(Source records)

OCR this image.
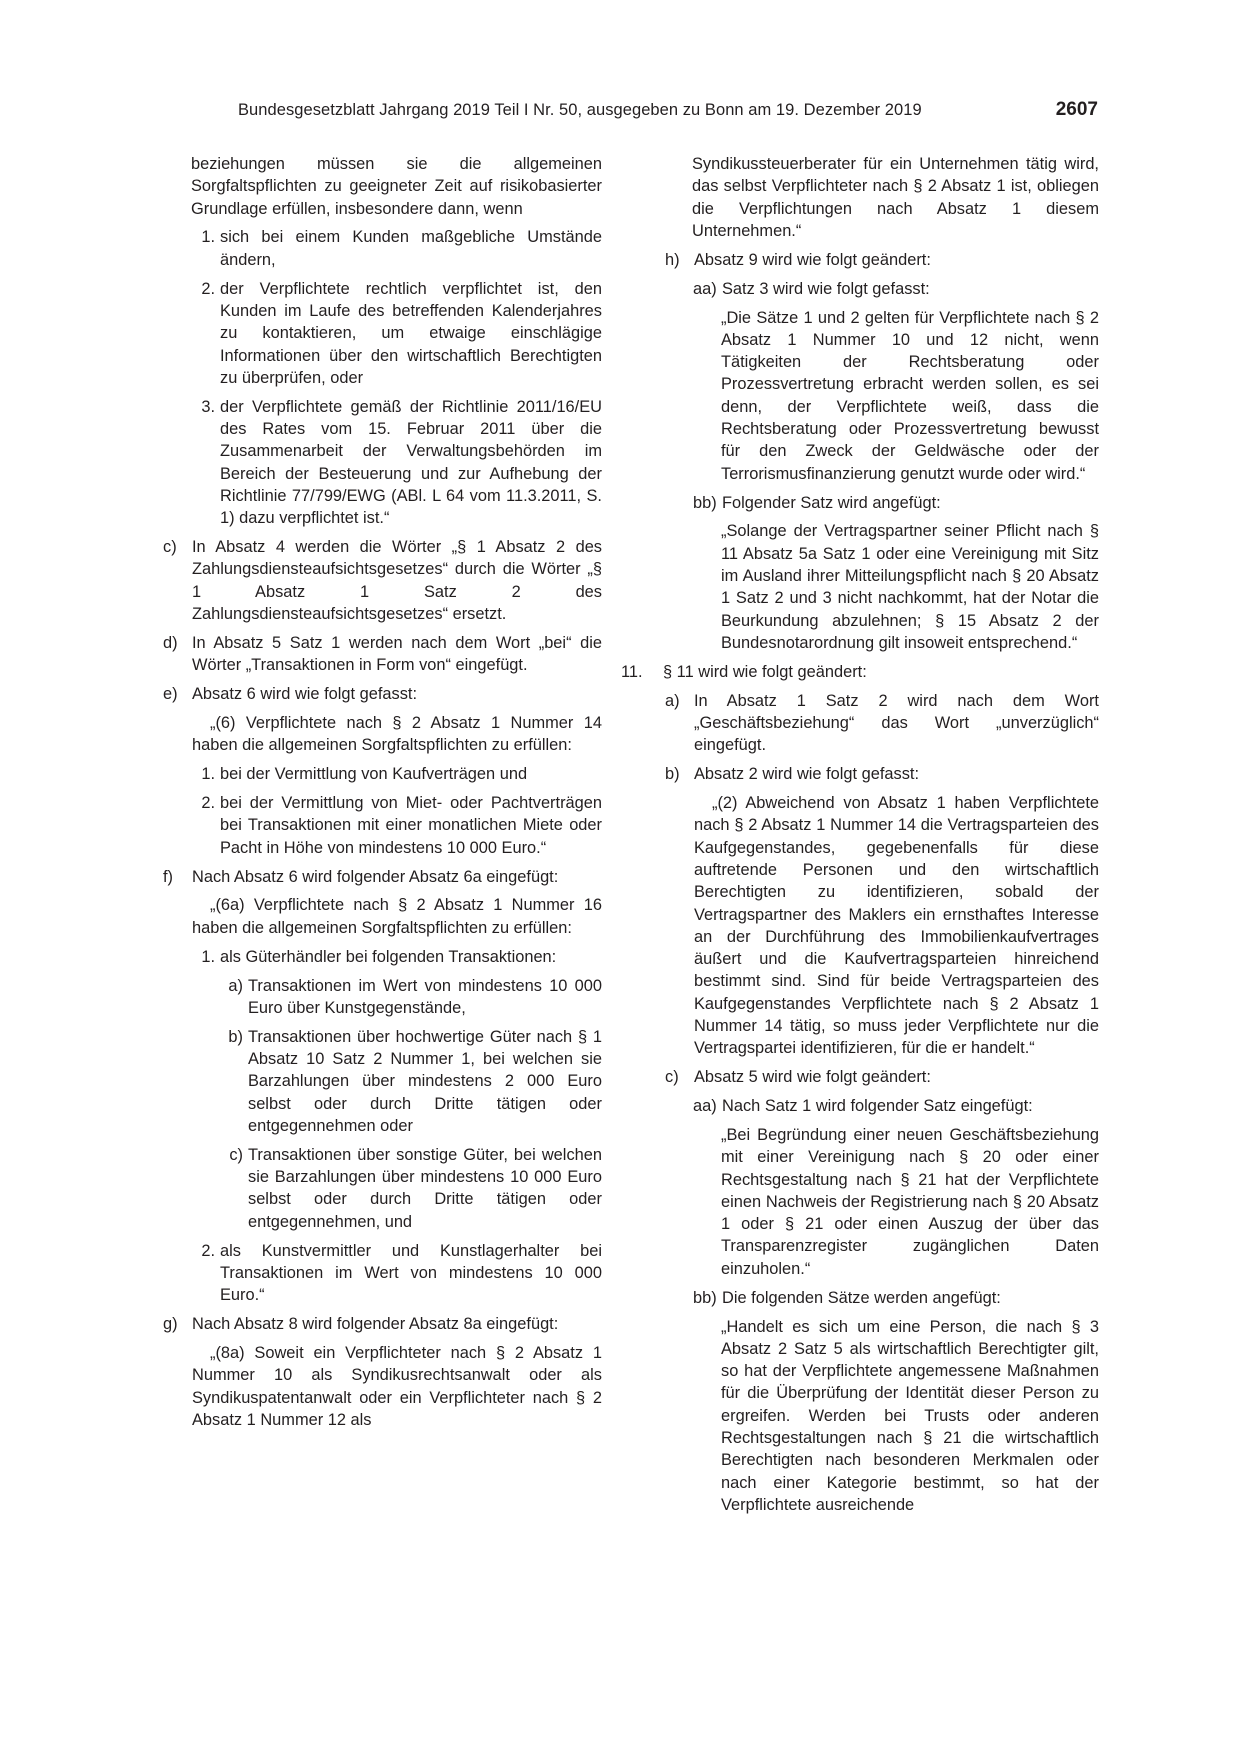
Bundesgesetzblatt Jahrgang 2019 Teil I Nr. 50, ausgegeben zu Bonn am 19. Dezember 2019	2607

beziehungen müssen sie die allgemeinen Sorgfaltspflichten zu geeigneter Zeit auf risikobasierter Grundlage erfüllen, insbesondere dann, wenn

1. sich bei einem Kunden maßgebliche Umstände ändern,
2. der Verpflichtete rechtlich verpflichtet ist, den Kunden im Laufe des betreffenden Kalenderjahres zu kontaktieren, um etwaige einschlägige Informationen über den wirtschaftlich Berechtigten zu überprüfen, oder
3. der Verpflichtete gemäß der Richtlinie 2011/16/EU des Rates vom 15. Februar 2011 über die Zusammenarbeit der Verwaltungsbehörden im Bereich der Besteuerung und zur Aufhebung der Richtlinie 77/799/EWG (ABl. L 64 vom 11.3.2011, S. 1) dazu verpflichtet ist.“
c) In Absatz 4 werden die Wörter „§ 1 Absatz 2 des Zahlungsdiensteaufsichtsgesetzes“ durch die Wörter „§ 1 Absatz 1 Satz 2 des Zahlungsdiensteaufsichtsgesetzes“ ersetzt.
d) In Absatz 5 Satz 1 werden nach dem Wort „bei“ die Wörter „Transaktionen in Form von“ eingefügt.
e) Absatz 6 wird wie folgt gefasst:

„(6) Verpflichtete nach § 2 Absatz 1 Nummer 14 haben die allgemeinen Sorgfaltspflichten zu erfüllen:

1. bei der Vermittlung von Kaufverträgen und
2. bei der Vermittlung von Miet- oder Pachtverträgen bei Transaktionen mit einer monatlichen Miete oder Pacht in Höhe von mindestens 10 000 Euro.“
f)	Nach Absatz 6 wird folgender Absatz 6a eingefügt:

„(6a) Verpflichtete nach § 2 Absatz 1 Nummer 16 haben die allgemeinen Sorgfaltspflichten zu erfüllen:

1. als Güterhändler bei folgenden Transaktionen:
a) Transaktionen im Wert von mindestens 10 000 Euro über Kunstgegenstände,
b) Transaktionen über hochwertige Güter nach § 1 Absatz 10 Satz 2 Nummer 1, bei welchen sie Barzahlungen über mindestens 2 000 Euro selbst oder durch Dritte tätigen oder entgegennehmen oder
c) Transaktionen über sonstige Güter, bei welchen sie Barzahlungen über mindestens 10 000 Euro selbst oder durch Dritte tätigen oder entgegennehmen, und
2. als Kunstvermittler und Kunstlagerhalter bei Transaktionen im Wert von mindestens 10 000 Euro.“
g) Nach Absatz 8 wird folgender Absatz 8a eingefügt:

„(8a) Soweit ein Verpflichteter nach § 2 Absatz 1 Nummer 10 als Syndikusrechtsanwalt oder als Syndikuspatentanwalt oder ein Verpflichteter nach § 2 Absatz 1 Nummer 12 als

Syndikussteuerberater für ein Unternehmen tätig wird, das selbst Verpflichteter nach § 2 Absatz 1 ist, obliegen die Verpflichtungen nach Absatz 1 diesem Unternehmen.“

h) Absatz 9 wird wie folgt geändert:
aa) Satz 3 wird wie folgt gefasst:

„Die Sätze 1 und 2 gelten für Verpflichtete nach § 2 Absatz 1 Nummer 10 und 12 nicht, wenn Tätigkeiten der Rechtsberatung oder Prozessvertretung erbracht werden sollen, es sei denn, der Verpflichtete weiß, dass die Rechtsberatung oder Prozessvertretung bewusst für den Zweck der Geldwäsche oder der Terrorismusfinanzierung genutzt wurde oder wird.“

bb) Folgender Satz wird angefügt:

„Solange der Vertragspartner seiner Pflicht nach § 11 Absatz 5a Satz 1 oder eine Vereinigung mit Sitz im Ausland ihrer Mitteilungspflicht nach § 20 Absatz 1 Satz 2 und 3 nicht nachkommt, hat der Notar die Beurkundung abzulehnen; § 15 Absatz 2 der Bundesnotarordnung gilt insoweit entsprechend.“

11.	§ 11 wird wie folgt geändert:
a) In Absatz 1 Satz 2 wird nach dem Wort „Geschäftsbeziehung“ das Wort „unverzüglich“ eingefügt.
b) Absatz 2 wird wie folgt gefasst:

„(2) Abweichend von Absatz 1 haben Verpflichtete nach § 2 Absatz 1 Nummer 14 die Vertragsparteien des Kaufgegenstandes, gegebenenfalls für diese auftretende Personen und den wirtschaftlich Berechtigten zu identifizieren, sobald der Vertragspartner des Maklers ein ernsthaftes Interesse an der Durchführung des Immobilienkaufvertrages äußert und die Kaufvertragsparteien hinreichend bestimmt sind. Sind für beide Vertragsparteien des Kaufgegenstandes Verpflichtete nach § 2 Absatz 1 Nummer 14 tätig, so muss jeder Verpflichtete nur die Vertragspartei identifizieren, für die er handelt.“

c) Absatz 5 wird wie folgt geändert:
aa) Nach Satz 1 wird folgender Satz eingefügt:

„Bei Begründung einer neuen Geschäftsbeziehung mit einer Vereinigung nach § 20 oder einer Rechtsgestaltung nach § 21 hat der Verpflichtete einen Nachweis der Registrierung nach § 20 Absatz 1 oder § 21 oder einen Auszug der über das Transparenzregister zugänglichen Daten einzuholen.“

bb) Die folgenden Sätze werden angefügt:

„Handelt es sich um eine Person, die nach § 3 Absatz 2 Satz 5 als wirtschaftlich Berechtigter gilt, so hat der Verpflichtete angemessene Maßnahmen für die Überprüfung der Identität dieser Person zu ergreifen. Werden bei Trusts oder anderen Rechtsgestaltungen nach § 21 die wirtschaftlich Berechtigten nach besonderen Merkmalen oder nach einer Kategorie bestimmt, so hat der Verpflichtete ausreichende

# [Exercise prompt]
Pull every line containing the word "selbst" out of the entries above.

# [Task result]
b) Transaktionen über hochwertige Güter nach § 1 Absatz 10 Satz 2 Nummer 1, bei welchen sie Barzahlungen über mindestens 2 000 Euro selbst oder durch Dritte tätigen oder entgegennehmen oder
c) Transaktionen über sonstige Güter, bei welchen sie Barzahlungen über mindestens 10 000 Euro selbst oder durch Dritte tätigen oder entgegennehmen, und
Syndikussteuerberater für ein Unternehmen tätig wird, das selbst Verpflichteter nach § 2 Absatz 1 ist, obliegen die Verpflichtungen nach Absatz 1 diesem Unternehmen.“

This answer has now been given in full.